>> Begin Raw records
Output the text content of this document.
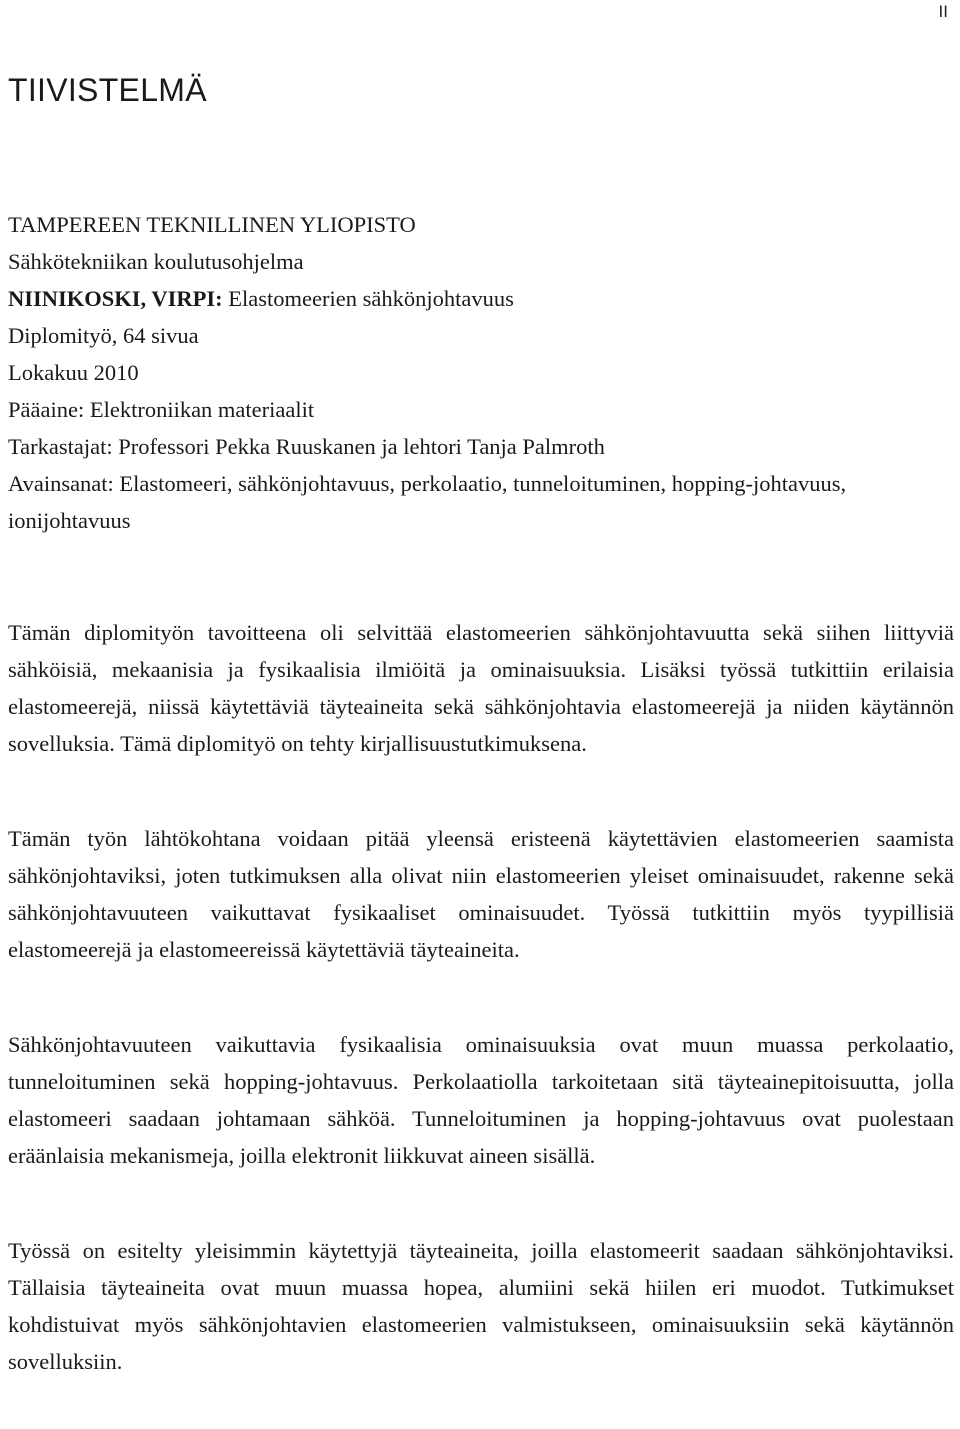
II
TIIVISTELMÄ
TAMPEREEN TEKNILLINEN YLIOPISTO
Sähkötekniikan koulutusohjelma
NIINIKOSKI, VIRPI: Elastomeerien sähkönjohtavuus
Diplomityö, 64 sivua
Lokakuu 2010
Pääaine: Elektroniikan materiaalit
Tarkastajat: Professori Pekka Ruuskanen ja lehtori Tanja Palmroth
Avainsanat: Elastomeeri, sähkönjohtavuus, perkolaatio, tunneloituminen, hopping-johtavuus, ionijohtavuus

Tämän diplomityön tavoitteena oli selvittää elastomeerien sähkönjohtavuutta sekä siihen liittyviä sähköisiä, mekaanisia ja fysikaalisia ilmiöitä ja ominaisuuksia. Lisäksi työssä tutkittiin erilaisia elastomeerejä, niissä käytettäviä täyteaineita sekä sähkönjohtavia elastomeerejä ja niiden käytännön sovelluksia. Tämä diplomityö on tehty kirjallisuustutkimuksena.

Tämän työn lähtökohtana voidaan pitää yleensä eristeenä käytettävien elastomeerien saamista sähkönjohtaviksi, joten tutkimuksen alla olivat niin elastomeerien yleiset ominaisuudet, rakenne sekä sähkönjohtavuuteen vaikuttavat fysikaaliset ominaisuudet. Työssä tutkittiin myös tyypillisiä elastomeerejä ja elastomeereissä käytettäviä täyteaineita.

Sähkönjohtavuuteen vaikuttavia fysikaalisia ominaisuuksia ovat muun muassa perkolaatio, tunneloituminen sekä hopping-johtavuus. Perkolaatiolla tarkoitetaan sitä täyteainepitoisuutta, jolla elastomeeri saadaan johtamaan sähköä. Tunneloituminen ja hopping-johtavuus ovat puolestaan eräänlaisia mekanismeja, joilla elektronit liikkuvat aineen sisällä.

Työssä on esitelty yleisimmin käytettyjä täyteaineita, joilla elastomeerit saadaan sähkönjohtaviksi. Tällaisia täyteaineita ovat muun muassa hopea, alumiini sekä hiilen eri muodot. Tutkimukset kohdistuivat myös sähkönjohtavien elastomeerien valmistukseen, ominaisuuksiin sekä käytännön sovelluksiin.
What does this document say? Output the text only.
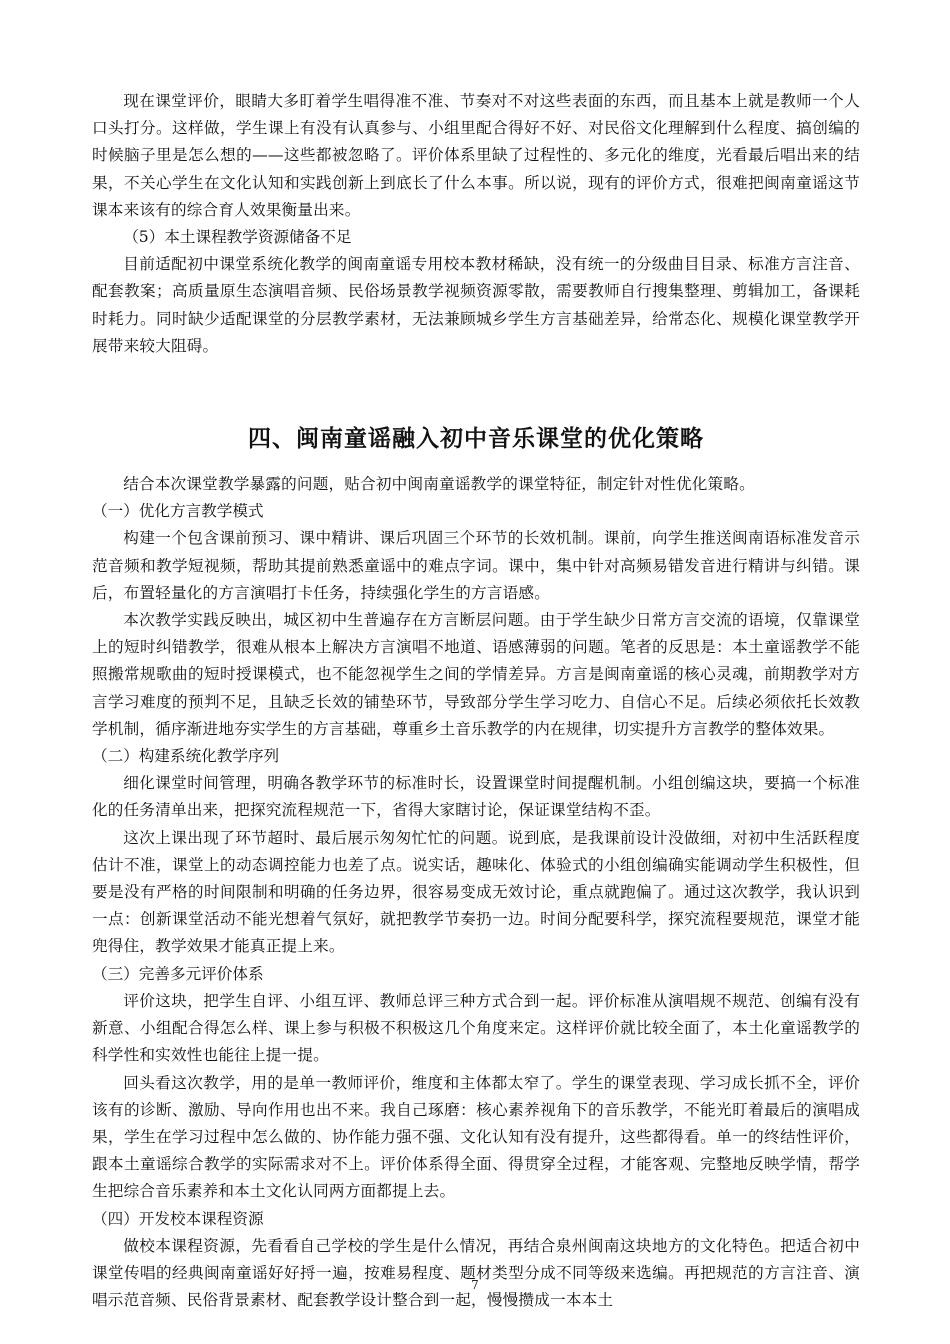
现在课堂评价，眼睛大多盯着学生唱得准不准、节奏对不对这些表面的东西，而且基本上就是教师一个人口头打分。这样做，学生课上有没有认真参与、小组里配合得好不好、对民俗文化理解到什么程度、搞创编的时候脑子里是怎么想的——这些都被忽略了。评价体系里缺了过程性的、多元化的维度，光看最后唱出来的结果，不关心学生在文化认知和实践创新上到底长了什么本事。所以说，现有的评价方式，很难把闽南童谣这节课本来该有的综合育人效果衡量出来。

（5）本土课程教学资源储备不足

目前适配初中课堂系统化教学的闽南童谣专用校本教材稀缺，没有统一的分级曲目目录、标准方言注音、配套教案；高质量原生态演唱音频、民俗场景教学视频资源零散，需要教师自行搜集整理、剪辑加工，备课耗时耗力。同时缺少适配课堂的分层教学素材，无法兼顾城乡学生方言基础差异，给常态化、规模化课堂教学开展带来较大阻碍。

四、闽南童谣融入初中音乐课堂的优化策略

结合本次课堂教学暴露的问题，贴合初中闽南童谣教学的课堂特征，制定针对性优化策略。

（一）优化方言教学模式

构建一个包含课前预习、课中精讲、课后巩固三个环节的长效机制。课前，向学生推送闽南语标准发音示范音频和教学短视频，帮助其提前熟悉童谣中的难点字词。课中，集中针对高频易错发音进行精讲与纠错。课后，布置轻量化的方言演唱打卡任务，持续强化学生的方言语感。

本次教学实践反映出，城区初中生普遍存在方言断层问题。由于学生缺少日常方言交流的语境，仅靠课堂上的短时纠错教学，很难从根本上解决方言演唱不地道、语感薄弱的问题。笔者的反思是：本土童谣教学不能照搬常规歌曲的短时授课模式，也不能忽视学生之间的学情差异。方言是闽南童谣的核心灵魂，前期教学对方言学习难度的预判不足，且缺乏长效的铺垫环节，导致部分学生学习吃力、自信心不足。后续必须依托长效教学机制，循序渐进地夯实学生的方言基础，尊重乡土音乐教学的内在规律，切实提升方言教学的整体效果。

（二）构建系统化教学序列

细化课堂时间管理，明确各教学环节的标准时长，设置课堂时间提醒机制。小组创编这块，要搞一个标准化的任务清单出来，把探究流程规范一下，省得大家瞎讨论，保证课堂结构不歪。

这次上课出现了环节超时、最后展示匆匆忙忙的问题。说到底，是我课前设计没做细，对初中生活跃程度估计不准，课堂上的动态调控能力也差了点。说实话，趣味化、体验式的小组创编确实能调动学生积极性，但要是没有严格的时间限制和明确的任务边界，很容易变成无效讨论，重点就跑偏了。通过这次教学，我认识到一点：创新课堂活动不能光想着气氛好，就把教学节奏扔一边。时间分配要科学，探究流程要规范，课堂才能兜得住，教学效果才能真正提上来。

（三）完善多元评价体系

评价这块，把学生自评、小组互评、教师总评三种方式合到一起。评价标准从演唱规不规范、创编有没有新意、小组配合得怎么样、课上参与积极不积极这几个角度来定。这样评价就比较全面了，本土化童谣教学的科学性和实效性也能往上提一提。

回头看这次教学，用的是单一教师评价，维度和主体都太窄了。学生的课堂表现、学习成长抓不全，评价该有的诊断、激励、导向作用也出不来。我自己琢磨：核心素养视角下的音乐教学，不能光盯着最后的演唱成果，学生在学习过程中怎么做的、协作能力强不强、文化认知有没有提升，这些都得看。单一的终结性评价，跟本土童谣综合教学的实际需求对不上。评价体系得全面、得贯穿全过程，才能客观、完整地反映学情，帮学生把综合音乐素养和本土文化认同两方面都提上去。

（四）开发校本课程资源

做校本课程资源，先看看自己学校的学生是什么情况，再结合泉州闽南这块地方的文化特色。把适合初中课堂传唱的经典闽南童谣好好捋一遍，按难易程度、题材类型分成不同等级来选编。再把规范的方言注音、演唱示范音频、民俗背景素材、配套教学设计整合到一起，慢慢攒成一本本土

7
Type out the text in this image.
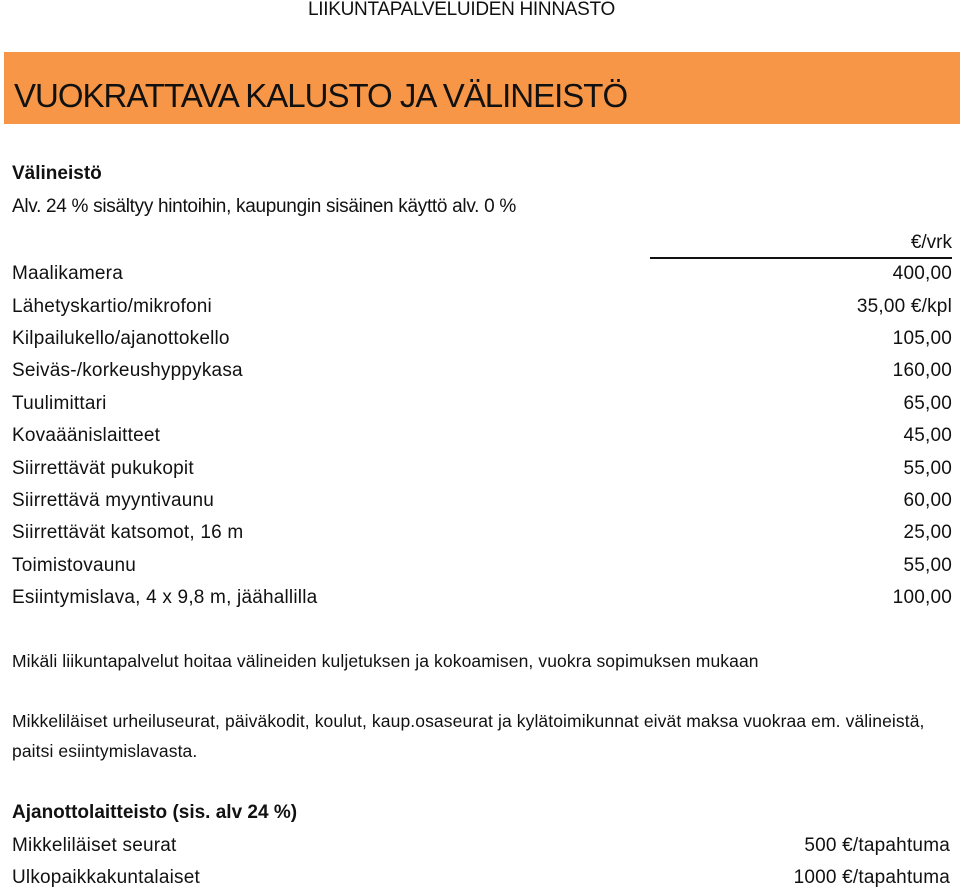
LIIKUNTAPALVELUIDEN HINNASTO
VUOKRATTAVA KALUSTO JA VÄLINEISTÖ
Välineistö
Alv. 24 % sisältyy hintoihin, kaupungin sisäinen käyttö alv. 0 %
€/vrk
Maalikamera	400,00
Lähetyskartio/mikrofoni	35,00 €/kpl
Kilpailukello/ajanottokello	105,00
Seiväs-/korkeushyppykasa	160,00
Tuulimittari	65,00
Kovaäänislaitteet	45,00
Siirrettävät pukukopit	55,00
Siirrettävä myyntivaunu	60,00
Siirrettävät katsomot, 16 m	25,00
Toimistovaunu	55,00
Esiintymislava, 4 x 9,8 m, jäähallilla	100,00
Mikäli liikuntapalvelut hoitaa välineiden kuljetuksen ja kokoamisen, vuokra sopimuksen mukaan
Mikkeliläiset urheiluseurat, päiväkodit, koulut, kaup.osaseurat ja kylätoimikunnat eivät maksa vuokraa em. välineistä, paitsi esiintymislavasta.
Ajanottolaitteisto (sis. alv 24 %)
Mikkeliläiset seurat	500 €/tapahtuma
Ulkopaikkakuntalaiset	1000 €/tapahtuma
>> End Raw records
▶ **Work required**: Copy all the data exactly as written, but skip any picture.

▶ **Completed task**:
Output the text content of this document.
II
TIIVISTELMÄ
TAMPEREEN TEKNILLINEN YLIOPISTO
Sähkötekniikan koulutusohjelma
NIINIKOSKI, VIRPI: Elastomeerien sähkönjohtavuus
Diplomityö, 64 sivua
Lokakuu 2010
Pääaine: Elektroniikan materiaalit
Tarkastajat: Professori Pekka Ruuskanen ja lehtori Tanja Palmroth
Avainsanat: Elastomeeri, sähkönjohtavuus, perkolaatio, tunneloituminen, hopping-johtavuus, ionijohtavuus

Tämän diplomityön tavoitteena oli selvittää elastomeerien sähkönjohtavuutta sekä siihen liittyviä sähköisiä, mekaanisia ja fysikaalisia ilmiöitä ja ominaisuuksia. Lisäksi työssä tutkittiin erilaisia elastomeerejä, niissä käytettäviä täyteaineita sekä sähkönjohtavia elastomeerejä ja niiden käytännön sovelluksia. Tämä diplomityö on tehty kirjallisuustutkimuksena.

Tämän työn lähtökohtana voidaan pitää yleensä eristeenä käytettävien elastomeerien saamista sähkönjohtaviksi, joten tutkimuksen alla olivat niin elastomeerien yleiset ominaisuudet, rakenne sekä sähkönjohtavuuteen vaikuttavat fysikaaliset ominaisuudet. Työssä tutkittiin myös tyypillisiä elastomeerejä ja elastomeereissä käytettäviä täyteaineita.

Sähkönjohtavuuteen vaikuttavia fysikaalisia ominaisuuksia ovat muun muassa perkolaatio, tunneloituminen sekä hopping-johtavuus. Perkolaatiolla tarkoitetaan sitä täyteainepitoisuutta, jolla elastomeeri saadaan johtamaan sähköä. Tunneloituminen ja hopping-johtavuus ovat puolestaan eräänlaisia mekanismeja, joilla elektronit liikkuvat aineen sisällä.

Työssä on esitelty yleisimmin käytettyjä täyteaineita, joilla elastomeerit saadaan sähkönjohtaviksi. Tällaisia täyteaineita ovat muun muassa hopea, alumiini sekä hiilen eri muodot. Tutkimukset kohdistuivat myös sähkönjohtavien elastomeerien valmistukseen, ominaisuuksiin sekä käytännön sovelluksiin.
What does this document say? Output the text only.
现在课堂评价，眼睛大多盯着学生唱得准不准、节奏对不对这些表面的东西，而且基本上就是教师一个人口头打分。这样做，学生课上有没有认真参与、小组里配合得好不好、对民俗文化理解到什么程度、搞创编的时候脑子里是怎么想的——这些都被忽略了。评价体系里缺了过程性的、多元化的维度，光看最后唱出来的结果，不关心学生在文化认知和实践创新上到底长了什么本事。所以说，现有的评价方式，很难把闽南童谣这节课本来该有的综合育人效果衡量出来。

（5）本土课程教学资源储备不足

目前适配初中课堂系统化教学的闽南童谣专用校本教材稀缺，没有统一的分级曲目目录、标准方言注音、配套教案；高质量原生态演唱音频、民俗场景教学视频资源零散，需要教师自行搜集整理、剪辑加工，备课耗时耗力。同时缺少适配课堂的分层教学素材，无法兼顾城乡学生方言基础差异，给常态化、规模化课堂教学开展带来较大阻碍。

四、闽南童谣融入初中音乐课堂的优化策略

结合本次课堂教学暴露的问题，贴合初中闽南童谣教学的课堂特征，制定针对性优化策略。

（一）优化方言教学模式

构建一个包含课前预习、课中精讲、课后巩固三个环节的长效机制。课前，向学生推送闽南语标准发音示范音频和教学短视频，帮助其提前熟悉童谣中的难点字词。课中，集中针对高频易错发音进行精讲与纠错。课后，布置轻量化的方言演唱打卡任务，持续强化学生的方言语感。

本次教学实践反映出，城区初中生普遍存在方言断层问题。由于学生缺少日常方言交流的语境，仅靠课堂上的短时纠错教学，很难从根本上解决方言演唱不地道、语感薄弱的问题。笔者的反思是：本土童谣教学不能照搬常规歌曲的短时授课模式，也不能忽视学生之间的学情差异。方言是闽南童谣的核心灵魂，前期教学对方言学习难度的预判不足，且缺乏长效的铺垫环节，导致部分学生学习吃力、自信心不足。后续必须依托长效教学机制，循序渐进地夯实学生的方言基础，尊重乡土音乐教学的内在规律，切实提升方言教学的整体效果。

（二）构建系统化教学序列

细化课堂时间管理，明确各教学环节的标准时长，设置课堂时间提醒机制。小组创编这块，要搞一个标准化的任务清单出来，把探究流程规范一下，省得大家瞎讨论，保证课堂结构不歪。

这次上课出现了环节超时、最后展示匆匆忙忙的问题。说到底，是我课前设计没做细，对初中生活跃程度估计不准，课堂上的动态调控能力也差了点。说实话，趣味化、体验式的小组创编确实能调动学生积极性，但要是没有严格的时间限制和明确的任务边界，很容易变成无效讨论，重点就跑偏了。通过这次教学，我认识到一点：创新课堂活动不能光想着气氛好，就把教学节奏扔一边。时间分配要科学，探究流程要规范，课堂才能兜得住，教学效果才能真正提上来。

（三）完善多元评价体系

评价这块，把学生自评、小组互评、教师总评三种方式合到一起。评价标准从演唱规不规范、创编有没有新意、小组配合得怎么样、课上参与积极不积极这几个角度来定。这样评价就比较全面了，本土化童谣教学的科学性和实效性也能往上提一提。

回头看这次教学，用的是单一教师评价，维度和主体都太窄了。学生的课堂表现、学习成长抓不全，评价该有的诊断、激励、导向作用也出不来。我自己琢磨：核心素养视角下的音乐教学，不能光盯着最后的演唱成果，学生在学习过程中怎么做的、协作能力强不强、文化认知有没有提升，这些都得看。单一的终结性评价，跟本土童谣综合教学的实际需求对不上。评价体系得全面、得贯穿全过程，才能客观、完整地反映学情，帮学生把综合音乐素养和本土文化认同两方面都提上去。

（四）开发校本课程资源

做校本课程资源，先看看自己学校的学生是什么情况，再结合泉州闽南这块地方的文化特色。把适合初中课堂传唱的经典闽南童谣好好捋一遍，按难易程度、题材类型分成不同等级来选编。再把规范的方言注音、演唱示范音频、民俗背景素材、配套教学设计整合到一起，慢慢攒成一本本土

7
Type out the text in this image.
LIIKUNTAPALVELUIDEN HINNASTO
VUOKRATTAVA KALUSTO JA VÄLINEISTÖ
Välineistö
Alv. 24 % sisältyy hintoihin, kaupungin sisäinen käyttö alv. 0 %
€/vrk
Maalikamera	400,00
Lähetyskartio/mikrofoni	35,00 €/kpl
Kilpailukello/ajanottokello	105,00
Seiväs-/korkeushyppykasa	160,00
Tuulimittari	65,00
Kovaäänislaitteet	45,00
Siirrettävät pukukopit	55,00
Siirrettävä myyntivaunu	60,00
Siirrettävät katsomot, 16 m	25,00
Toimistovaunu	55,00
Esiintymislava, 4 x 9,8 m, jäähallilla	100,00
Mikäli liikuntapalvelut hoitaa välineiden kuljetuksen ja kokoamisen, vuokra sopimuksen mukaan
Mikkeliläiset urheiluseurat, päiväkodit, koulut, kaup.osaseurat ja kylätoimikunnat eivät maksa vuokraa em. välineistä, paitsi esiintymislavasta.
Ajanottolaitteisto (sis. alv 24 %)
Mikkeliläiset seurat	500 €/tapahtuma
Ulkopaikkakuntalaiset	1000 €/tapahtuma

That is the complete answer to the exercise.